(Stored data entries)
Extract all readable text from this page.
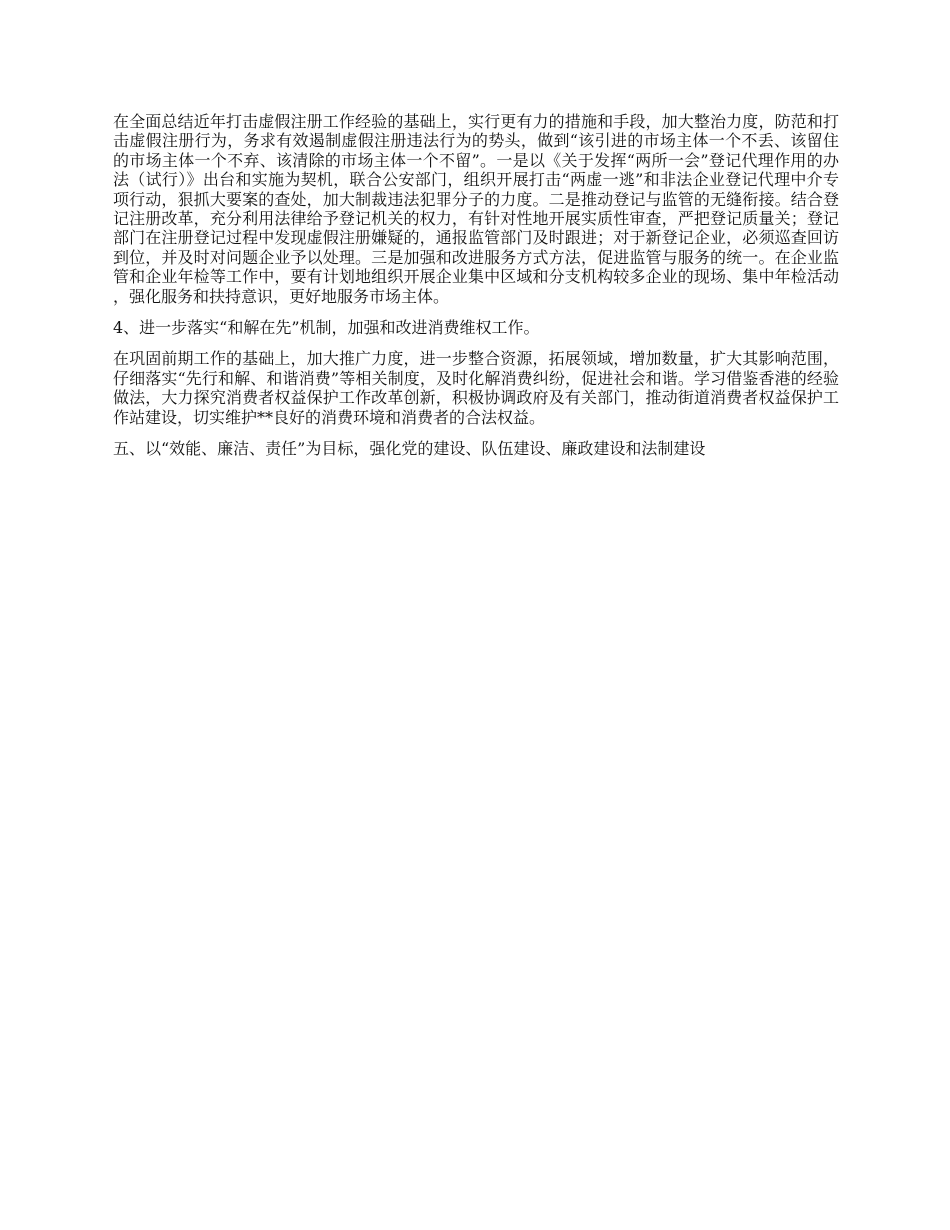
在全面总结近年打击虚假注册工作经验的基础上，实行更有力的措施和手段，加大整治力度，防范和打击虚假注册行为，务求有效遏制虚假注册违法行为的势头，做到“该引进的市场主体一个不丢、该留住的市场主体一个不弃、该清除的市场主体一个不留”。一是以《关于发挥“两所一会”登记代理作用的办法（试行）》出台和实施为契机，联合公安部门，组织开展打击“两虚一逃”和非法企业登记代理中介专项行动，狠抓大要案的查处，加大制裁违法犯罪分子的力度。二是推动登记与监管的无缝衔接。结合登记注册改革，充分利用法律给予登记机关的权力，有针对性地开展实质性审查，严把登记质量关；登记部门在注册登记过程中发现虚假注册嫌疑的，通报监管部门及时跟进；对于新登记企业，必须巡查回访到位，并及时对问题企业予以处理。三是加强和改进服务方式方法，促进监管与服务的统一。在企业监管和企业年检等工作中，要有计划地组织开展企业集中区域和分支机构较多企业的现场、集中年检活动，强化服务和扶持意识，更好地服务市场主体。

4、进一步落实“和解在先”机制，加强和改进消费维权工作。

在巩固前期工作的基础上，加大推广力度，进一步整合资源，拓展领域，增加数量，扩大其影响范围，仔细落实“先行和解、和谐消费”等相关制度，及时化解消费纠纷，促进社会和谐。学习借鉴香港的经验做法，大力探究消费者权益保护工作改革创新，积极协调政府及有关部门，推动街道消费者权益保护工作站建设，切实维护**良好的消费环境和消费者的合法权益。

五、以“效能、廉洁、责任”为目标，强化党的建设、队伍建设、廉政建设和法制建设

* * *

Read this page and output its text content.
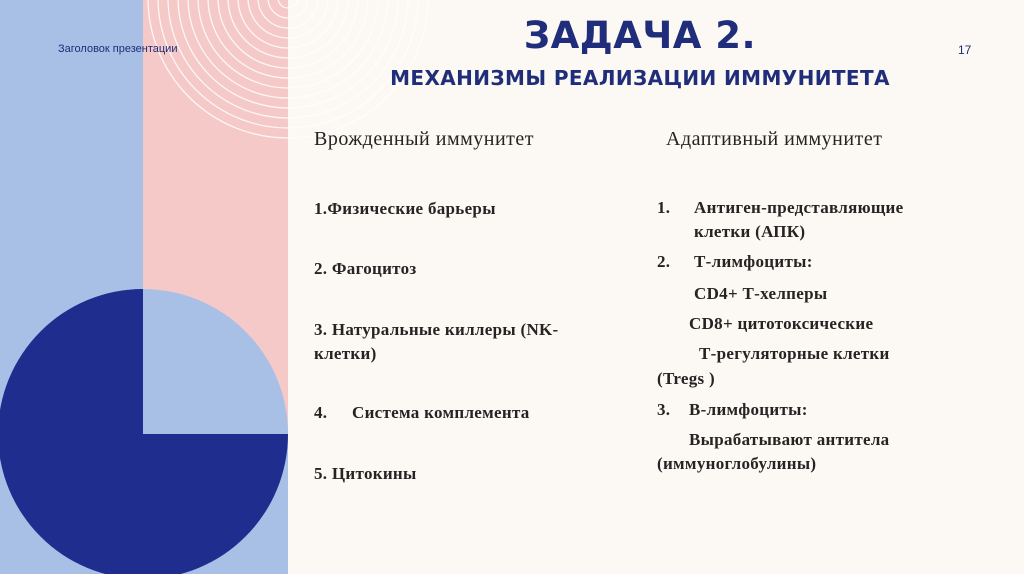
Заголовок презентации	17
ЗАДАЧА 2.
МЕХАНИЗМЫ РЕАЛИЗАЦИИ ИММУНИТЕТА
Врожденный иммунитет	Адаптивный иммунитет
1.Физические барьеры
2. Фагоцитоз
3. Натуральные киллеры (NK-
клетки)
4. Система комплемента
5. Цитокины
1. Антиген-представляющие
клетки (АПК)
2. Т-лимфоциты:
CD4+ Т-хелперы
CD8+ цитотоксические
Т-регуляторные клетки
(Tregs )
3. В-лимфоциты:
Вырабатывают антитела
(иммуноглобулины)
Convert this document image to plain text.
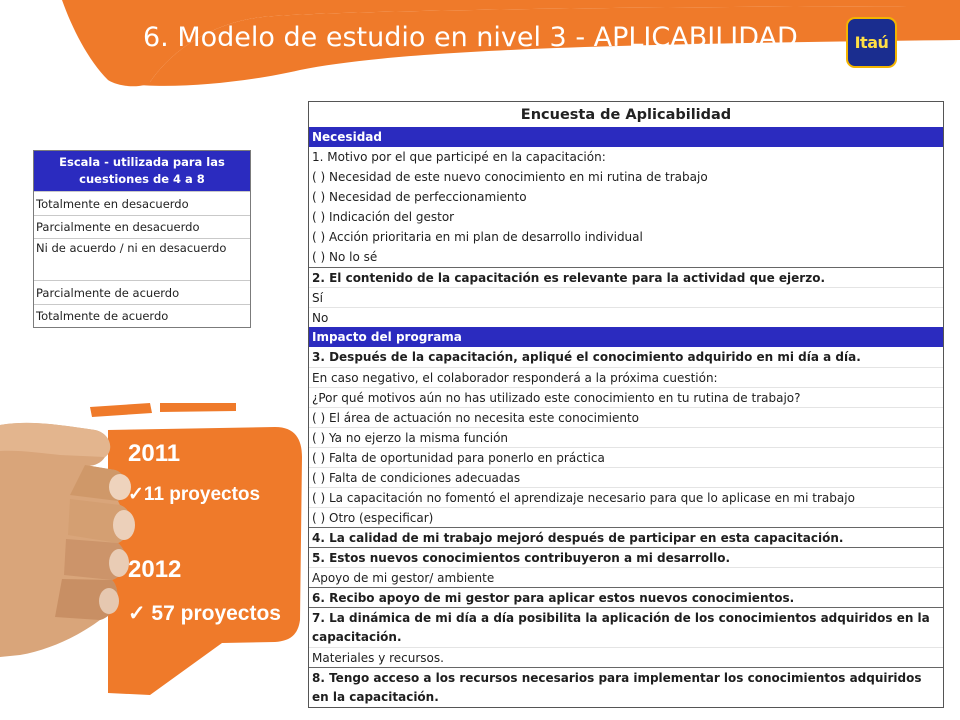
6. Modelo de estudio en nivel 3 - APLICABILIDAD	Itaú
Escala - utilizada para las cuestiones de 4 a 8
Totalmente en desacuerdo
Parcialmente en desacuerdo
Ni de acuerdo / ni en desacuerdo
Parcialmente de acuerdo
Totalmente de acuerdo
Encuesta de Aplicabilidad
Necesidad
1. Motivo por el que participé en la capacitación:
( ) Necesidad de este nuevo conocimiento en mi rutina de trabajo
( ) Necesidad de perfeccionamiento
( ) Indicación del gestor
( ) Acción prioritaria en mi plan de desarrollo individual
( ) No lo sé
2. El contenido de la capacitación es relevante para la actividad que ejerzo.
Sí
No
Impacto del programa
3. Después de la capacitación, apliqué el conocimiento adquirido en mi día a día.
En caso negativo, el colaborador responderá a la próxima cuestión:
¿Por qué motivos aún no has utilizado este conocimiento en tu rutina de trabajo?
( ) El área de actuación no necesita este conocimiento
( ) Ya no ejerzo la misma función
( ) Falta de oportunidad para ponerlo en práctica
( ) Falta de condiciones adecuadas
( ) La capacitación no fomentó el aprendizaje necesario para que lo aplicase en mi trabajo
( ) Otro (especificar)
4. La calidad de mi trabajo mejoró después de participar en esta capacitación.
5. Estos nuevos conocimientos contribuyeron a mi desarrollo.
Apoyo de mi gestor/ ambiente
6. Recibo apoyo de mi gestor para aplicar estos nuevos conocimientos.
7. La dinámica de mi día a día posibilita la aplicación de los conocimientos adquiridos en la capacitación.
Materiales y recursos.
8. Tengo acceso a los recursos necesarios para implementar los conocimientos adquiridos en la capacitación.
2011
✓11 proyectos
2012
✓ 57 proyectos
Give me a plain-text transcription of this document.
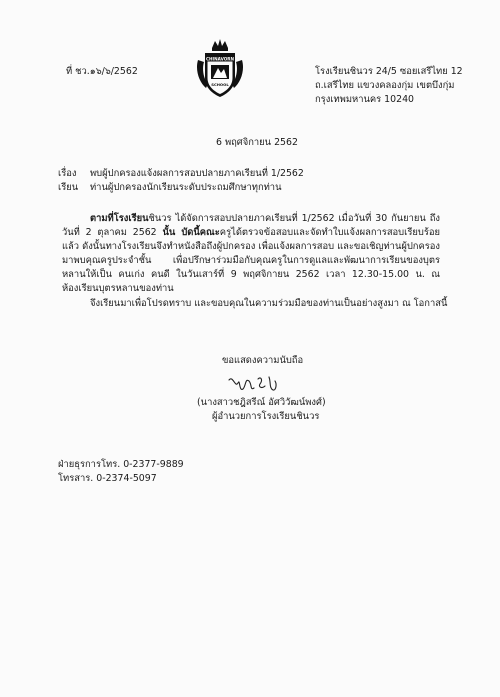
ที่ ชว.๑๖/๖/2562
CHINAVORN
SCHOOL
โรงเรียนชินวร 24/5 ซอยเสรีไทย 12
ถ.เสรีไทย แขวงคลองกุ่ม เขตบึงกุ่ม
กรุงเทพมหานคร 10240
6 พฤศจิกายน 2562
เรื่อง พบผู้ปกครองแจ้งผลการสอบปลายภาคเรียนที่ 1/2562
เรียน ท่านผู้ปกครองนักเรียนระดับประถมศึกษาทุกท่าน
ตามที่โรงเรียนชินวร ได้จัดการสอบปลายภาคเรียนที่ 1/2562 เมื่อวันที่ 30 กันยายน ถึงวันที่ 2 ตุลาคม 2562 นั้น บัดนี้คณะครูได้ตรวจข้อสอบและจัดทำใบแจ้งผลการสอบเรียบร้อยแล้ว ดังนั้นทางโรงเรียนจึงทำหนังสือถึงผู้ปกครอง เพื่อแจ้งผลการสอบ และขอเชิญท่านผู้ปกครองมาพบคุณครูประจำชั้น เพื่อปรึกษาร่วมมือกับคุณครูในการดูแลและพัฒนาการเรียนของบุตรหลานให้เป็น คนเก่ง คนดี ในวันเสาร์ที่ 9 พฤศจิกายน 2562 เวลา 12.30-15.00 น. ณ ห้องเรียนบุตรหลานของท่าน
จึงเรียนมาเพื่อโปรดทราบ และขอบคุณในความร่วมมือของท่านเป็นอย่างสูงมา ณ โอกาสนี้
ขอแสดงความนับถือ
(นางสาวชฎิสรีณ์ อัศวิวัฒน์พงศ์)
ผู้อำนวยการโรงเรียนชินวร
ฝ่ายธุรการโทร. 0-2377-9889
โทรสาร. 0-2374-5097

#### THE PROBLEM:
Identify the lines in the entries above that contain "recursos", then copy them out.

#### RESULT:
Materiales y recursos.
8. Tengo acceso a los recursos necesarios para implementar los conocimientos adquiridos en la capacitación.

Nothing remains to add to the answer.